Chart and figure data
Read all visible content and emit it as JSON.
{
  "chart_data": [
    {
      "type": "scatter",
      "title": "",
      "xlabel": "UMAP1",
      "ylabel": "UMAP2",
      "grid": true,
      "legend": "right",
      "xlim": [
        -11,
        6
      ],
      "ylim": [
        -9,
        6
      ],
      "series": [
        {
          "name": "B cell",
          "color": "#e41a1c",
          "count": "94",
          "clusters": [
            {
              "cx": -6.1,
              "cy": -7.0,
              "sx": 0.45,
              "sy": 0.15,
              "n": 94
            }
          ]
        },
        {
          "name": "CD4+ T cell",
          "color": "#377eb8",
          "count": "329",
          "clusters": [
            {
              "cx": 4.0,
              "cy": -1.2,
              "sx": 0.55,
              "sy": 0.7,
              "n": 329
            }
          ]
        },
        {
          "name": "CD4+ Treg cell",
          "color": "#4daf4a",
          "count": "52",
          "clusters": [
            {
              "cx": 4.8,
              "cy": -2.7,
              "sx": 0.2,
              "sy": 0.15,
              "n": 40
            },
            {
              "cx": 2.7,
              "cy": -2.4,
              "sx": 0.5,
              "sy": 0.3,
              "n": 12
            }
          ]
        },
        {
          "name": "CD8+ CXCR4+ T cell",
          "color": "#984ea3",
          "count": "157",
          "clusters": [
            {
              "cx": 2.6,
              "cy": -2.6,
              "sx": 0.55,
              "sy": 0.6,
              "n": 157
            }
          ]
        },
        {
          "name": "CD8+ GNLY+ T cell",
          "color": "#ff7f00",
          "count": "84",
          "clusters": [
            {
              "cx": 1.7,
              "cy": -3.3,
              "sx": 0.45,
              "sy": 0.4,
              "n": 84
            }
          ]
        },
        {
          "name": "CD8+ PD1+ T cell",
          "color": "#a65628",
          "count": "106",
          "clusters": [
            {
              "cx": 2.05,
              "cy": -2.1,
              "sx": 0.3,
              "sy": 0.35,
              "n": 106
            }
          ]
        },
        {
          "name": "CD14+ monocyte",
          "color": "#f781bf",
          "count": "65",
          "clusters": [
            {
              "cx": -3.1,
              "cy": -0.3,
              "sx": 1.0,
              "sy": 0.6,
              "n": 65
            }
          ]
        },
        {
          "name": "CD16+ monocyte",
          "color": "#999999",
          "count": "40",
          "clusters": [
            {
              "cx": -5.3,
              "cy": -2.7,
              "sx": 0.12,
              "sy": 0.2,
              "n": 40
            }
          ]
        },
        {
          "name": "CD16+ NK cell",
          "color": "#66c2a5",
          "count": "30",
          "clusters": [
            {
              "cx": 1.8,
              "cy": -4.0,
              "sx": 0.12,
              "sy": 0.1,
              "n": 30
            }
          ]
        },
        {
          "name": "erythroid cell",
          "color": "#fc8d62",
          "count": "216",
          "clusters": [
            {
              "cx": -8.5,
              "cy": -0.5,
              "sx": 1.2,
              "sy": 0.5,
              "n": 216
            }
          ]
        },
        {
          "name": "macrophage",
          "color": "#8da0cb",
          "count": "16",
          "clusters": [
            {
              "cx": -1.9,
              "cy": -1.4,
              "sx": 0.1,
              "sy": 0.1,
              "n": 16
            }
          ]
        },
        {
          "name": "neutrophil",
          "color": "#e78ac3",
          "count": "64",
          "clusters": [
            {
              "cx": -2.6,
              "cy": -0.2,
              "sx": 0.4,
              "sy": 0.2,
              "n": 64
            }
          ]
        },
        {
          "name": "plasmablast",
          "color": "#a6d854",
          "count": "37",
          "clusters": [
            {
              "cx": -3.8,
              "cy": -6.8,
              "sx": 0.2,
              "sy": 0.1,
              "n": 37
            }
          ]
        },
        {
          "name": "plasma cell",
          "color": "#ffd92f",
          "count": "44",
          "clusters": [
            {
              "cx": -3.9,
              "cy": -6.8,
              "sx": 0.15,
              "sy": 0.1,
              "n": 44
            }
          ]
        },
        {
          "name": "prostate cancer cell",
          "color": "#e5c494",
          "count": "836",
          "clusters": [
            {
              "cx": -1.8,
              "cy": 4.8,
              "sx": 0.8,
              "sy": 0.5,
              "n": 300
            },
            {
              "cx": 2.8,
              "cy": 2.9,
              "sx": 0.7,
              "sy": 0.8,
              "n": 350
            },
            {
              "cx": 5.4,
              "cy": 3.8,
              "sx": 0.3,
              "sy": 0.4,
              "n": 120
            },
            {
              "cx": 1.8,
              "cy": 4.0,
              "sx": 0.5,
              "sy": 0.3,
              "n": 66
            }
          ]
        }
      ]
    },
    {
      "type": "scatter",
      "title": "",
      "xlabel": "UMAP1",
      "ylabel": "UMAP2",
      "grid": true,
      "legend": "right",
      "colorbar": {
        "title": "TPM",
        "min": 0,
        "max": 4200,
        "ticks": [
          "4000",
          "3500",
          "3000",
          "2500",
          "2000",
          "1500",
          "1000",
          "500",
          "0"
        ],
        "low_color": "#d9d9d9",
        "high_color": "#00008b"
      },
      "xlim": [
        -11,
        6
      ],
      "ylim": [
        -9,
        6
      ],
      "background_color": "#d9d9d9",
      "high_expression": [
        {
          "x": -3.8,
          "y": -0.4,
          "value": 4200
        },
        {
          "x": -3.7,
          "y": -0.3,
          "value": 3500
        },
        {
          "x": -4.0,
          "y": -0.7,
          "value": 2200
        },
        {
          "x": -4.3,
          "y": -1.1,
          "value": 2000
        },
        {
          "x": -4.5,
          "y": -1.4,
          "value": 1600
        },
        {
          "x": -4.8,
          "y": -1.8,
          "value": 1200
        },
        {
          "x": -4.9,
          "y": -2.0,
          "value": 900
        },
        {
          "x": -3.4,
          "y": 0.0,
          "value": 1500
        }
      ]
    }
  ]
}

EXERCISE REQUIREMENTS — Exactly as they are written, print the entries again.

RESULT OF THIS EXERCISE —
Read all visible content and emit it as JSON.
{
  "chart_data": [
    {
      "type": "scatter",
      "title": "",
      "xlabel": "UMAP1",
      "ylabel": "UMAP2",
      "grid": true,
      "legend": "right",
      "xlim": [
        -11,
        6
      ],
      "ylim": [
        -9,
        6
      ],
      "series": [
        {
          "name": "B cell",
          "color": "#e41a1c",
          "count": "94",
          "clusters": [
            {
              "cx": -6.1,
              "cy": -7.0,
              "sx": 0.45,
              "sy": 0.15,
              "n": 94
            }
          ]
        },
        {
          "name": "CD4+ T cell",
          "color": "#377eb8",
          "count": "329",
          "clusters": [
            {
              "cx": 4.0,
              "cy": -1.2,
              "sx": 0.55,
              "sy": 0.7,
              "n": 329
            }
          ]
        },
        {
          "name": "CD4+ Treg cell",
          "color": "#4daf4a",
          "count": "52",
          "clusters": [
            {
              "cx": 4.8,
              "cy": -2.7,
              "sx": 0.2,
              "sy": 0.15,
              "n": 40
            },
            {
              "cx": 2.7,
              "cy": -2.4,
              "sx": 0.5,
              "sy": 0.3,
              "n": 12
            }
          ]
        },
        {
          "name": "CD8+ CXCR4+ T cell",
          "color": "#984ea3",
          "count": "157",
          "clusters": [
            {
              "cx": 2.6,
              "cy": -2.6,
              "sx": 0.55,
              "sy": 0.6,
              "n": 157
            }
          ]
        },
        {
          "name": "CD8+ GNLY+ T cell",
          "color": "#ff7f00",
          "count": "84",
          "clusters": [
            {
              "cx": 1.7,
              "cy": -3.3,
              "sx": 0.45,
              "sy": 0.4,
              "n": 84
            }
          ]
        },
        {
          "name": "CD8+ PD1+ T cell",
          "color": "#a65628",
          "count": "106",
          "clusters": [
            {
              "cx": 2.05,
              "cy": -2.1,
              "sx": 0.3,
              "sy": 0.35,
              "n": 106
            }
          ]
        },
        {
          "name": "CD14+ monocyte",
          "color": "#f781bf",
          "count": "65",
          "clusters": [
            {
              "cx": -3.1,
              "cy": -0.3,
              "sx": 1.0,
              "sy": 0.6,
              "n": 65
            }
          ]
        },
        {
          "name": "CD16+ monocyte",
          "color": "#999999",
          "count": "40",
          "clusters": [
            {
              "cx": -5.3,
              "cy": -2.7,
              "sx": 0.12,
              "sy": 0.2,
              "n": 40
            }
          ]
        },
        {
          "name": "CD16+ NK cell",
          "color": "#66c2a5",
          "count": "30",
          "clusters": [
            {
              "cx": 1.8,
              "cy": -4.0,
              "sx": 0.12,
              "sy": 0.1,
              "n": 30
            }
          ]
        },
        {
          "name": "erythroid cell",
          "color": "#fc8d62",
          "count": "216",
          "clusters": [
            {
              "cx": -8.5,
              "cy": -0.5,
              "sx": 1.2,
              "sy": 0.5,
              "n": 216
            }
          ]
        },
        {
          "name": "macrophage",
          "color": "#8da0cb",
          "count": "16",
          "clusters": [
            {
              "cx": -1.9,
              "cy": -1.4,
              "sx": 0.1,
              "sy": 0.1,
              "n": 16
            }
          ]
        },
        {
          "name": "neutrophil",
          "color": "#e78ac3",
          "count": "64",
          "clusters": [
            {
              "cx": -2.6,
              "cy": -0.2,
              "sx": 0.4,
              "sy": 0.2,
              "n": 64
            }
          ]
        },
        {
          "name": "plasmablast",
          "color": "#a6d854",
          "count": "37",
          "clusters": [
            {
              "cx": -3.8,
              "cy": -6.8,
              "sx": 0.2,
              "sy": 0.1,
              "n": 37
            }
          ]
        },
        {
          "name": "plasma cell",
          "color": "#ffd92f",
          "count": "44",
          "clusters": [
            {
              "cx": -3.9,
              "cy": -6.8,
              "sx": 0.15,
              "sy": 0.1,
              "n": 44
            }
          ]
        },
        {
          "name": "prostate cancer cell",
          "color": "#e5c494",
          "count": "836",
          "clusters": [
            {
              "cx": -1.8,
              "cy": 4.8,
              "sx": 0.8,
              "sy": 0.5,
              "n": 300
            },
            {
              "cx": 2.8,
              "cy": 2.9,
              "sx": 0.7,
              "sy": 0.8,
              "n": 350
            },
            {
              "cx": 5.4,
              "cy": 3.8,
              "sx": 0.3,
              "sy": 0.4,
              "n": 120
            },
            {
              "cx": 1.8,
              "cy": 4.0,
              "sx": 0.5,
              "sy": 0.3,
              "n": 66
            }
          ]
        }
      ]
    },
    {
      "type": "scatter",
      "title": "",
      "xlabel": "UMAP1",
      "ylabel": "UMAP2",
      "grid": true,
      "legend": "right",
      "colorbar": {
        "title": "TPM",
        "min": 0,
        "max": 4200,
        "ticks": [
          "4000",
          "3500",
          "3000",
          "2500",
          "2000",
          "1500",
          "1000",
          "500",
          "0"
        ],
        "low_color": "#d9d9d9",
        "high_color": "#00008b"
      },
      "xlim": [
        -11,
        6
      ],
      "ylim": [
        -9,
        6
      ],
      "background_color": "#d9d9d9",
      "high_expression": [
        {
          "x": -3.8,
          "y": -0.4,
          "value": 4200
        },
        {
          "x": -3.7,
          "y": -0.3,
          "value": 3500
        },
        {
          "x": -4.0,
          "y": -0.7,
          "value": 2200
        },
        {
          "x": -4.3,
          "y": -1.1,
          "value": 2000
        },
        {
          "x": -4.5,
          "y": -1.4,
          "value": 1600
        },
        {
          "x": -4.8,
          "y": -1.8,
          "value": 1200
        },
        {
          "x": -4.9,
          "y": -2.0,
          "value": 900
        },
        {
          "x": -3.4,
          "y": 0.0,
          "value": 1500
        }
      ]
    }
  ]
}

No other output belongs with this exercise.